TASK PROMPT – Within the records below, find each line that holds the string "Incremento", then copy it.

=====

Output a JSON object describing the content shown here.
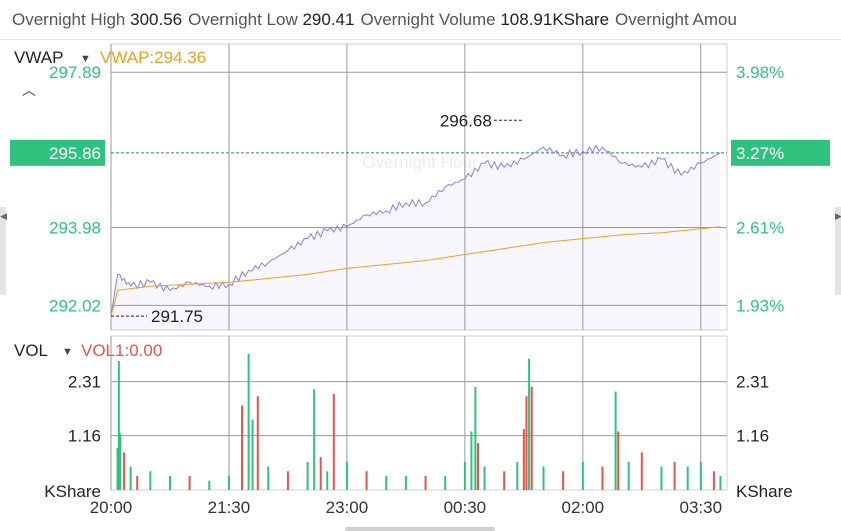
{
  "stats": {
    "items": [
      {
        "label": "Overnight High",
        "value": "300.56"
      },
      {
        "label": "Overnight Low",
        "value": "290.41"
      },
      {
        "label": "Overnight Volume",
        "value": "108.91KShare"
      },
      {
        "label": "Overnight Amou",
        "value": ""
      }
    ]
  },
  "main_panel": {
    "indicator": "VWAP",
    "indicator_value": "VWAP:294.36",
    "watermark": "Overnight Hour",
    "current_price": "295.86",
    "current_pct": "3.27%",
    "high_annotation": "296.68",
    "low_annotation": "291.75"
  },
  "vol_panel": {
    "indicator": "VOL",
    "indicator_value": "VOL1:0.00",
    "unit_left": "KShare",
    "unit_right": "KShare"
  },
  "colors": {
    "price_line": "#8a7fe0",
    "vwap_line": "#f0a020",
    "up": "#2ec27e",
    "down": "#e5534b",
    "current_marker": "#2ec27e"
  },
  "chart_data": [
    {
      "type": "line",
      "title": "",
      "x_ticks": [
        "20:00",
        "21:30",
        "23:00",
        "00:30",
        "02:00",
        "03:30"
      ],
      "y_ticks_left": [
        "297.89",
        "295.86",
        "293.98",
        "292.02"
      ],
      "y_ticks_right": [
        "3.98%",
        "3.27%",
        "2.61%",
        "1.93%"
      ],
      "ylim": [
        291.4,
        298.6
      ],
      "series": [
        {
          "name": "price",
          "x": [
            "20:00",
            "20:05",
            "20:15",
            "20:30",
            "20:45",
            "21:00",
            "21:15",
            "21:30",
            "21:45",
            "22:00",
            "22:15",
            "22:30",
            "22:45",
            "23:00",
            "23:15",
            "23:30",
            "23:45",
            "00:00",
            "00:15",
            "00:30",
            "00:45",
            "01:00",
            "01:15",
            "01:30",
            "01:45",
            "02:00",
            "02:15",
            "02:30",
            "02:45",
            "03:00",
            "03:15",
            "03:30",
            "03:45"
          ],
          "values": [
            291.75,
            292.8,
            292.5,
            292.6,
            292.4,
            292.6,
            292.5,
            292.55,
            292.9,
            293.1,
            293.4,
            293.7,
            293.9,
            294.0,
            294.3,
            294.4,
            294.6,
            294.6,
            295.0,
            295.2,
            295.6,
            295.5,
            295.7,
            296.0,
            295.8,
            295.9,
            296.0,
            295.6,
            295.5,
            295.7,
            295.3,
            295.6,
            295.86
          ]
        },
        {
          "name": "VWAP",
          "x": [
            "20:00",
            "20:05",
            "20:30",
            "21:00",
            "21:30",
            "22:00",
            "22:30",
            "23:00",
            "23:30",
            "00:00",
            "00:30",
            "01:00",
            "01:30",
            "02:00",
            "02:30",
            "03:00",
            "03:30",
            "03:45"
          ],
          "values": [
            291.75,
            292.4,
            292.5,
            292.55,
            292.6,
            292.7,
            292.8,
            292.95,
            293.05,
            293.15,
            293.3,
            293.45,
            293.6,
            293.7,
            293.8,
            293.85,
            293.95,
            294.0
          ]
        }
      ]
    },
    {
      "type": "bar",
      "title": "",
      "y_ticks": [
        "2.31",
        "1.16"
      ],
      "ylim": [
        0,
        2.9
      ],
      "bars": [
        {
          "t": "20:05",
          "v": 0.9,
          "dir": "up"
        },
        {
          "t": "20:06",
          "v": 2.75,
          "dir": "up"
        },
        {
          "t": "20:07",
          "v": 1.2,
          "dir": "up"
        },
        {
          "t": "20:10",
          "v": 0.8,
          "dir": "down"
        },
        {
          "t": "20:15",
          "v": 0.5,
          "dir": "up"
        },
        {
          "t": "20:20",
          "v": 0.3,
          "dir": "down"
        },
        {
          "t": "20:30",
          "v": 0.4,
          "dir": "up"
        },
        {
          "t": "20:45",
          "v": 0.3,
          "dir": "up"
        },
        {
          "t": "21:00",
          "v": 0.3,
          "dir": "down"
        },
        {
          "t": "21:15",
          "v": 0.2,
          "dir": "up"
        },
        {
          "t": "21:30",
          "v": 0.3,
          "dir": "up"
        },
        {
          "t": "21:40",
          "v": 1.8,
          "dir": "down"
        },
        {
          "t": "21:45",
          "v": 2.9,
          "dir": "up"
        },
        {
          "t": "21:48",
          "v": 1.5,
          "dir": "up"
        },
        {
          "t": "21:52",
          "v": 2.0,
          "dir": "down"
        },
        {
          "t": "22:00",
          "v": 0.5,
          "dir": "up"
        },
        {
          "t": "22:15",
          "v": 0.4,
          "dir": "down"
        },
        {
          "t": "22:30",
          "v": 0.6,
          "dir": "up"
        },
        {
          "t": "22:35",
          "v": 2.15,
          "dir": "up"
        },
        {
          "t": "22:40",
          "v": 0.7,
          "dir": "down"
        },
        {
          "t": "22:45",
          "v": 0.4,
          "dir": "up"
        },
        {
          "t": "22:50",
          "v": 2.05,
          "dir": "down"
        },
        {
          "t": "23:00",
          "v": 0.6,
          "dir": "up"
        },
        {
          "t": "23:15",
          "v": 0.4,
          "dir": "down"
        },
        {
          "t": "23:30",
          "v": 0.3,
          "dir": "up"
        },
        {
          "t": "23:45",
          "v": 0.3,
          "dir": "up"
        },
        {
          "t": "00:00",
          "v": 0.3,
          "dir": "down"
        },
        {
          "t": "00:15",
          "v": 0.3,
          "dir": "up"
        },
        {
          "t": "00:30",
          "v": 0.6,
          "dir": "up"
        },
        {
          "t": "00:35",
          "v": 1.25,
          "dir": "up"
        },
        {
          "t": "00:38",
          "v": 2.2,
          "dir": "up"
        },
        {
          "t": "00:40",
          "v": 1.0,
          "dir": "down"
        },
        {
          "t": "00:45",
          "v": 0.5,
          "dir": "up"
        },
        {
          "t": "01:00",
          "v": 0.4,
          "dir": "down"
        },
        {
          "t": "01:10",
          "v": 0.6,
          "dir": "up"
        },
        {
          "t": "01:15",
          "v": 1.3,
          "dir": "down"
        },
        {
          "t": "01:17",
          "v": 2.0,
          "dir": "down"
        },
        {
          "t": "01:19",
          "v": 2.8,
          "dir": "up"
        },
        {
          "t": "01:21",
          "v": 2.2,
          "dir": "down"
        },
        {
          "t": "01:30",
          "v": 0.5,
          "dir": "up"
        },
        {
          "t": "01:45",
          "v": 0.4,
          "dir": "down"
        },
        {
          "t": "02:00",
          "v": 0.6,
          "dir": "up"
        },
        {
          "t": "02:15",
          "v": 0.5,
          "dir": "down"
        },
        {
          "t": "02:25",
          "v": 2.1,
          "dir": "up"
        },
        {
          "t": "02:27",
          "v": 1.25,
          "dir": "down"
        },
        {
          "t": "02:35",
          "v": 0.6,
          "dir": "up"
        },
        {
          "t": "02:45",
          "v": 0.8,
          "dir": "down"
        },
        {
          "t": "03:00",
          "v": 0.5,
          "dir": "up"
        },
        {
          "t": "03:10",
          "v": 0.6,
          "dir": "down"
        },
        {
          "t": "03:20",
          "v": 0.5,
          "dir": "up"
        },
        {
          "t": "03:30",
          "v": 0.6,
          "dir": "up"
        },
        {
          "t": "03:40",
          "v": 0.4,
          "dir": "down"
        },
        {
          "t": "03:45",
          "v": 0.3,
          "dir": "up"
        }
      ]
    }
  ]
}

=====

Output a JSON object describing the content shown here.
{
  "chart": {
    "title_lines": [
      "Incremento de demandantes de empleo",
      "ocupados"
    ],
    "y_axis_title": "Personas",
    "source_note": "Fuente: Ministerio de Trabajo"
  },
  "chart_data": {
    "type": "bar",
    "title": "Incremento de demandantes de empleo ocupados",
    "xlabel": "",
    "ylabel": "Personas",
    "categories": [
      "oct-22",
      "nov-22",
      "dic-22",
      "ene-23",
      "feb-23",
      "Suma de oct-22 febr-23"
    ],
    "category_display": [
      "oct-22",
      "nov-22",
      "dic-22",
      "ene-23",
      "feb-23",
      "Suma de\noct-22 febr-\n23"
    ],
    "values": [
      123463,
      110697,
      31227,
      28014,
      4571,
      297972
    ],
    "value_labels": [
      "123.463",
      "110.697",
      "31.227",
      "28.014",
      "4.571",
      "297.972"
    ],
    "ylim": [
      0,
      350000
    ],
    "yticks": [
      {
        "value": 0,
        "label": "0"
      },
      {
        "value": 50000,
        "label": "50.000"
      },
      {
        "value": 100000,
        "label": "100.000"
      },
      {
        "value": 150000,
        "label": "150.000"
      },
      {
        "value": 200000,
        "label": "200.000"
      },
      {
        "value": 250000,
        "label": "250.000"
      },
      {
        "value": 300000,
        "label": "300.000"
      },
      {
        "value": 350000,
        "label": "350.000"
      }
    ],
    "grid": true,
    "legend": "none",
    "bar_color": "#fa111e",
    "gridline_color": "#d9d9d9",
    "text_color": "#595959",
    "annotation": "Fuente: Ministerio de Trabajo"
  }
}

=====

SOLVED EXERCISE –
      "Incremento de demandantes de empleo",
    "title": "Incremento de demandantes de empleo ocupados",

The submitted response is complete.